Collected data:
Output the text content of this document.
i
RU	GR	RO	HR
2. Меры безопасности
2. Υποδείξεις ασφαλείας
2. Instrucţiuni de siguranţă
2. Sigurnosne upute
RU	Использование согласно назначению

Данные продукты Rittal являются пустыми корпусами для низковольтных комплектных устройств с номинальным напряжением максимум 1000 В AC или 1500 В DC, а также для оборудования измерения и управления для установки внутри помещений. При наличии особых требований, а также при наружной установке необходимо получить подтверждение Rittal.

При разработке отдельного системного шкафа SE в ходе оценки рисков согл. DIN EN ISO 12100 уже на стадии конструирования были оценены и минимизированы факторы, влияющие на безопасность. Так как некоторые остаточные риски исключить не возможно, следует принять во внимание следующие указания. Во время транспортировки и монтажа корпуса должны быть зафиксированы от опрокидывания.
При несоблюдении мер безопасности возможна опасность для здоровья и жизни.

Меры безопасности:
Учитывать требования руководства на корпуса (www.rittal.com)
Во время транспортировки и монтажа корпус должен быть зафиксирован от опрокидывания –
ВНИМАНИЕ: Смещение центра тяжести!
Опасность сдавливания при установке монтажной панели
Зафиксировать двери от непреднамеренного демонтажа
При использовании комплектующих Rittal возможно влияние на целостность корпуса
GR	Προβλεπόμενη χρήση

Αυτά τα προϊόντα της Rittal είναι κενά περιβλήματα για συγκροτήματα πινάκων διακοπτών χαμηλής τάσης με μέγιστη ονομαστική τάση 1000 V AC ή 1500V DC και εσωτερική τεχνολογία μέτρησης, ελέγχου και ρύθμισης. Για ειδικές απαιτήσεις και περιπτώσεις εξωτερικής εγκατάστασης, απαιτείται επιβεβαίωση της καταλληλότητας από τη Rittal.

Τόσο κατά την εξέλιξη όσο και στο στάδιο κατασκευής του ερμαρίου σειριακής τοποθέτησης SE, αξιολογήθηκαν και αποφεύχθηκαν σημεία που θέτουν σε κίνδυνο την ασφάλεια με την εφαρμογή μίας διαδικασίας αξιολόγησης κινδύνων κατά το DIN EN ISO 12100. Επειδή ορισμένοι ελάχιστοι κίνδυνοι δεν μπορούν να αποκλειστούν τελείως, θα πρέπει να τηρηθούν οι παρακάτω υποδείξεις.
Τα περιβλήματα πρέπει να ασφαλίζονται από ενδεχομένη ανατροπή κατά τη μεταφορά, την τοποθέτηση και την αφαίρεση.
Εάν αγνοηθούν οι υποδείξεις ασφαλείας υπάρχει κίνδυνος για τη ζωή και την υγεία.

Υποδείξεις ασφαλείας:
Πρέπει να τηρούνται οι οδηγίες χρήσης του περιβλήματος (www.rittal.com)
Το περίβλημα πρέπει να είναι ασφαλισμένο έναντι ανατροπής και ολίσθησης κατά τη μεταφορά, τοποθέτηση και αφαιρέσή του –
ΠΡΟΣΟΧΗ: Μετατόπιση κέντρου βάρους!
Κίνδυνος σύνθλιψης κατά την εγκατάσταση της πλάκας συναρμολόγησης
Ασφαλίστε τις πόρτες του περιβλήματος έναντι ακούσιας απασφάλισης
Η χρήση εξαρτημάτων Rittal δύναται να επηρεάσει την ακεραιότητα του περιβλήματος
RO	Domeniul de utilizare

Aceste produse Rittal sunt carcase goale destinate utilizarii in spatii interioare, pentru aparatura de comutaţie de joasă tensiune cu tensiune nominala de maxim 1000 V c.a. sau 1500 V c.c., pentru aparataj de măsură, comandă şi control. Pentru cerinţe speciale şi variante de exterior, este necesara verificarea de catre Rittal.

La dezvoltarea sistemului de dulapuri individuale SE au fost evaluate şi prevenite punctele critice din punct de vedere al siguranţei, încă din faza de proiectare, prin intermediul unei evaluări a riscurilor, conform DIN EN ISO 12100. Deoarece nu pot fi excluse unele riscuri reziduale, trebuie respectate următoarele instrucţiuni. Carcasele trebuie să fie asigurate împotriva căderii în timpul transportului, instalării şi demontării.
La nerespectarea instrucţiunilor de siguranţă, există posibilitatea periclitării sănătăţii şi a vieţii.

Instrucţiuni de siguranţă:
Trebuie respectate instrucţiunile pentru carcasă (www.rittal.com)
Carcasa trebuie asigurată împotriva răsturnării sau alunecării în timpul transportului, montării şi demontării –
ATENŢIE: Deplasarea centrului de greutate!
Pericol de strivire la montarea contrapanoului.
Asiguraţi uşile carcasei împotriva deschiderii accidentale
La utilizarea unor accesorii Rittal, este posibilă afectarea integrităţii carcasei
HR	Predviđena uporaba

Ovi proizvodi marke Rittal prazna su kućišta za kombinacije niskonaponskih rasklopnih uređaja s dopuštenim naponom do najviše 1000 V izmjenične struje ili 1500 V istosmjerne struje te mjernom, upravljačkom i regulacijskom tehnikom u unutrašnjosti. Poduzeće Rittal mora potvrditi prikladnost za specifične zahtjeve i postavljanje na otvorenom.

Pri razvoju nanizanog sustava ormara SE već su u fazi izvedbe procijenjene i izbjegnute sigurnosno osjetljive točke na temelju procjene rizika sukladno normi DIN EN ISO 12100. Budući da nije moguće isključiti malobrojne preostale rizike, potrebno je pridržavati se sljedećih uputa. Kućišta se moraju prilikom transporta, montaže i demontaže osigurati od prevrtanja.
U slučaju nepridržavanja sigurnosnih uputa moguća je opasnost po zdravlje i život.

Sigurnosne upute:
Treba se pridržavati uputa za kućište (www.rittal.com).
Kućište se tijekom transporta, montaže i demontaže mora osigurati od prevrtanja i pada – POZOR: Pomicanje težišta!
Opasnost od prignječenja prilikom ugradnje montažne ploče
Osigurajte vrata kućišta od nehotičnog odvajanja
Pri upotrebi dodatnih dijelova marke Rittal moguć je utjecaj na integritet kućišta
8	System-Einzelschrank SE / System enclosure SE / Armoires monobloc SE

**STATED EXERCISE**
Locate all lines in the listing above with the word "respectate". Copy them.

**SOLUTION TO THIS PROBLEM**
La dezvoltarea sistemului de dulapuri individuale SE au fost evaluate şi prevenite punctele critice din punct de vedere al siguranţei, încă din faza de proiectare, prin intermediul unei evaluări a riscurilor, conform DIN EN ISO 12100. Deoarece nu pot fi excluse unele riscuri reziduale, trebuie respectate următoarele instrucţiuni. Carcasele trebuie să fie asigurate împotriva căderii în timpul transportului, instalării şi demontării.
Trebuie respectate instrucţiunile pentru carcasă (www.rittal.com)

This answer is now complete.